Stored records>
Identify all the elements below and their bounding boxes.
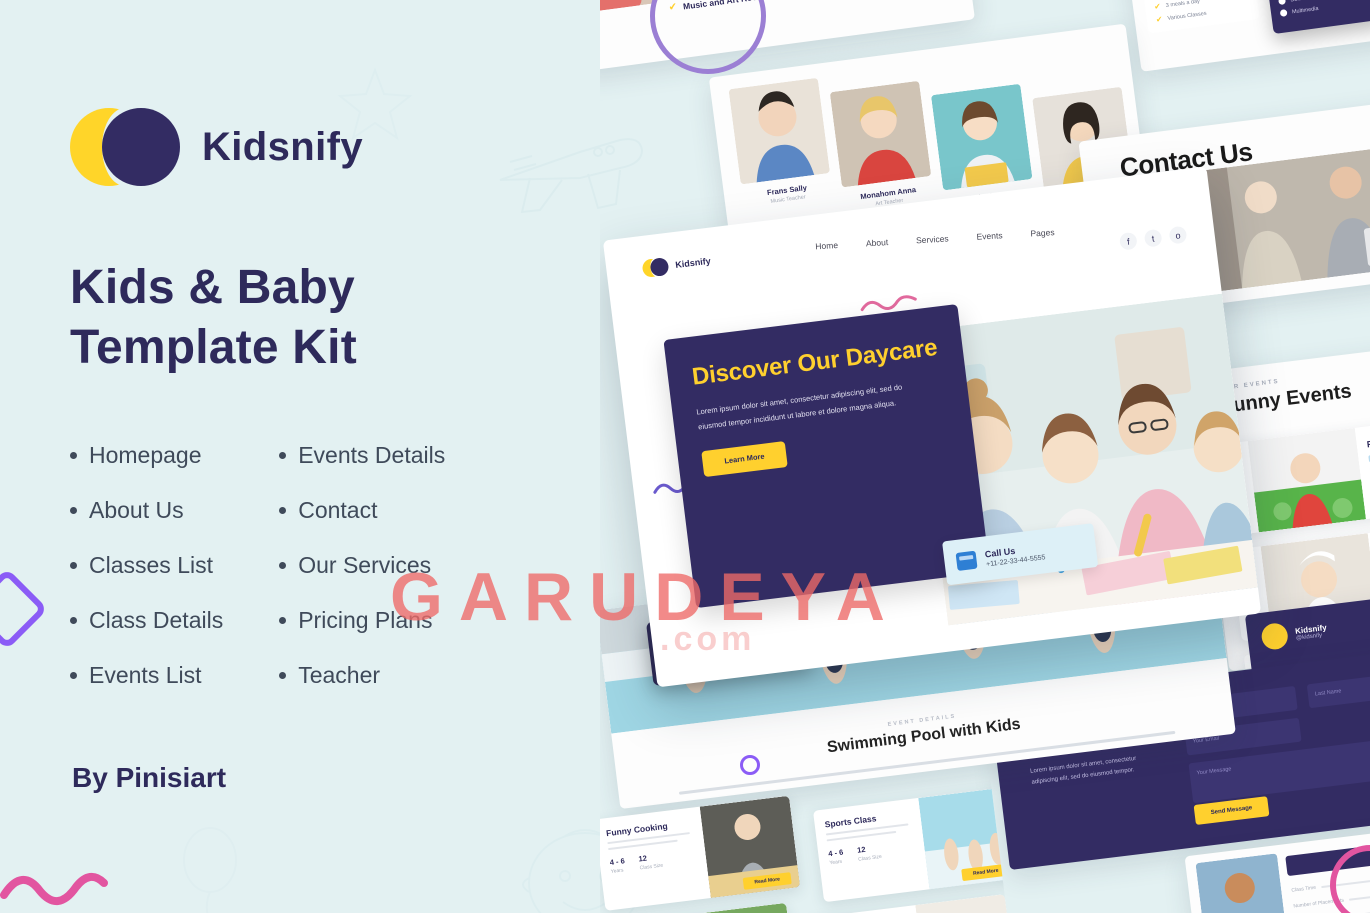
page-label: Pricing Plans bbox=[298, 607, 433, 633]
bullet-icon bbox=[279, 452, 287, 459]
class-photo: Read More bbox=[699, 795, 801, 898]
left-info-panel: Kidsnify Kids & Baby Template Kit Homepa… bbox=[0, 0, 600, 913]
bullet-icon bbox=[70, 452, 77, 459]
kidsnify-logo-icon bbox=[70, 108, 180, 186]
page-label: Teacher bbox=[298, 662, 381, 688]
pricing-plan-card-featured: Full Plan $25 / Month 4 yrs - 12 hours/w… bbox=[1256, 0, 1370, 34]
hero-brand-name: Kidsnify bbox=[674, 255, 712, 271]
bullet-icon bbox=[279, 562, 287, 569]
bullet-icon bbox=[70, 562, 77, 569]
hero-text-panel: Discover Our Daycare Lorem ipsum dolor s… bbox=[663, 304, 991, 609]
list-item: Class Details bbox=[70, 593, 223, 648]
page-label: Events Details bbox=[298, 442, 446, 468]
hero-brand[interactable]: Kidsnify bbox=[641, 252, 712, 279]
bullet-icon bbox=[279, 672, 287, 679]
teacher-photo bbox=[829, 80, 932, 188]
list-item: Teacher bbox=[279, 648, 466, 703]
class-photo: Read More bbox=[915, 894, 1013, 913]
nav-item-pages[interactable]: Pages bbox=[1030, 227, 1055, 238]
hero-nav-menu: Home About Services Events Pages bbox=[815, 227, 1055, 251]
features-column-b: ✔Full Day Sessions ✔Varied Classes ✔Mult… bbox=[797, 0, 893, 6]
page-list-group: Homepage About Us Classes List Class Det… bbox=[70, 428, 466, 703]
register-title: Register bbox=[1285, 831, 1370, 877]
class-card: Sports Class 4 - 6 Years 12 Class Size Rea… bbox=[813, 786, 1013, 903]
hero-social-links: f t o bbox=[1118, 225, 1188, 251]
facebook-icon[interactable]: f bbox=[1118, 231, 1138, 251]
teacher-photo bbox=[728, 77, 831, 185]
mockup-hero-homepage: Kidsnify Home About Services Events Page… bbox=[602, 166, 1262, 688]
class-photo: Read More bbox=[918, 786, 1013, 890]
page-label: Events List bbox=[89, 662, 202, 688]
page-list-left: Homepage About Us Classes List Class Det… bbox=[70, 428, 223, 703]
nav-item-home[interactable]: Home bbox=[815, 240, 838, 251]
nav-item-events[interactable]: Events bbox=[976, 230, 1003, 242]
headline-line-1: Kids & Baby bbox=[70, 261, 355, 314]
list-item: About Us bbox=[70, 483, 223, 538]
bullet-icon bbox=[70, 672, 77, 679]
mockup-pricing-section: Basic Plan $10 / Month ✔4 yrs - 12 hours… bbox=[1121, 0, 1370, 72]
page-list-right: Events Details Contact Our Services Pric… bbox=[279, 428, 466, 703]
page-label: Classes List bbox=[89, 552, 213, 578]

Written instruction> Render every line of the rows above as a JSON list of strings, one string per line, with blank lines skipped. Omit the picture.

Reply>
[
  "Identify all the elements below and their bounding boxes.",
  "page-label: Pricing Plans bbox=[298, 607, 433, 633]",
  "bullet-icon bbox=[279, 452, 287, 459]",
  "class-photo: Read More bbox=[699, 795, 801, 898]",
  "left-info-panel: Kidsnify Kids & Baby Template Kit Homepa… bbox=[0, 0, 600, 913]",
  "bullet-icon bbox=[70, 452, 77, 459]",
  "kidsnify-logo-icon bbox=[70, 108, 180, 186]",
  "page-label: Teacher bbox=[298, 662, 381, 688]",
  "pricing-plan-card-featured: Full Plan $25 / Month 4 yrs - 12 hours/w… bbox=[1256, 0, 1370, 34]",
  "hero-brand-name: Kidsnify bbox=[674, 255, 712, 271]",
  "bullet-icon bbox=[279, 562, 287, 569]",
  "bullet-icon bbox=[70, 562, 77, 569]",
  "hero-text-panel: Discover Our Daycare Lorem ipsum dolor s… bbox=[663, 304, 991, 609]",
  "list-item: Class Details bbox=[70, 593, 223, 648]",
  "page-label: Events Details bbox=[298, 442, 446, 468]",
  "hero-brand[interactable]: Kidsnify bbox=[641, 252, 712, 279]",
  "bullet-icon bbox=[279, 672, 287, 679]",
  "teacher-photo bbox=[829, 80, 932, 188]",
  "list-item: Teacher bbox=[279, 648, 466, 703]",
  "class-photo: Read More bbox=[915, 894, 1013, 913]",
  "nav-item-pages[interactable]: Pages bbox=[1030, 227, 1055, 238]",
  "hero-nav-menu: Home About Services Events Pages bbox=[815, 227, 1055, 251]",
  "features-column-b: ✔Full Day Sessions ✔Varied Classes ✔Mult… bbox=[797, 0, 893, 6]",
  "page-list-group: Homepage About Us Classes List Class Det… bbox=[70, 428, 466, 703]",
  "register-title: Register bbox=[1285, 831, 1370, 877]",
  "class-card: Sports Class 4 - 6 Years 12 Class Size Rea… bbox=[813, 786, 1013, 903]",
  "hero-social-links: f t o bbox=[1118, 225, 1188, 251]",
  "facebook-icon[interactable]: f bbox=[1118, 231, 1138, 251]",
  "teacher-photo bbox=[728, 77, 831, 185]",
  "mockup-hero-homepage: Kidsnify Home About Services Events Page… bbox=[602, 166, 1262, 688]",
  "class-photo: Read More bbox=[918, 786, 1013, 890]",
  "page-label: Events List bbox=[89, 662, 202, 688]",
  "page-list-left: Homepage About Us Classes List Class Det… bbox=[70, 428, 223, 703]",
  "nav-item-home[interactable]: Home bbox=[815, 240, 838, 251]",
  "nav-item-events[interactable]: Events bbox=[976, 230, 1003, 242]",
  "headline-line-1: Kids & Baby bbox=[70, 261, 355, 314]",
  "list-item: About Us bbox=[70, 483, 223, 538]",
  "bullet-icon bbox=[70, 672, 77, 679]",
  "mockup-pricing-section: Basic Plan $10 / Month ✔4 yrs - 12 hours… bbox=[1121, 0, 1370, 72]",
  "page-list-right: Events Details Contact Our Services Pric… bbox=[279, 428, 466, 703]",
  "page-label: Classes List bbox=[89, 552, 213, 578]"
]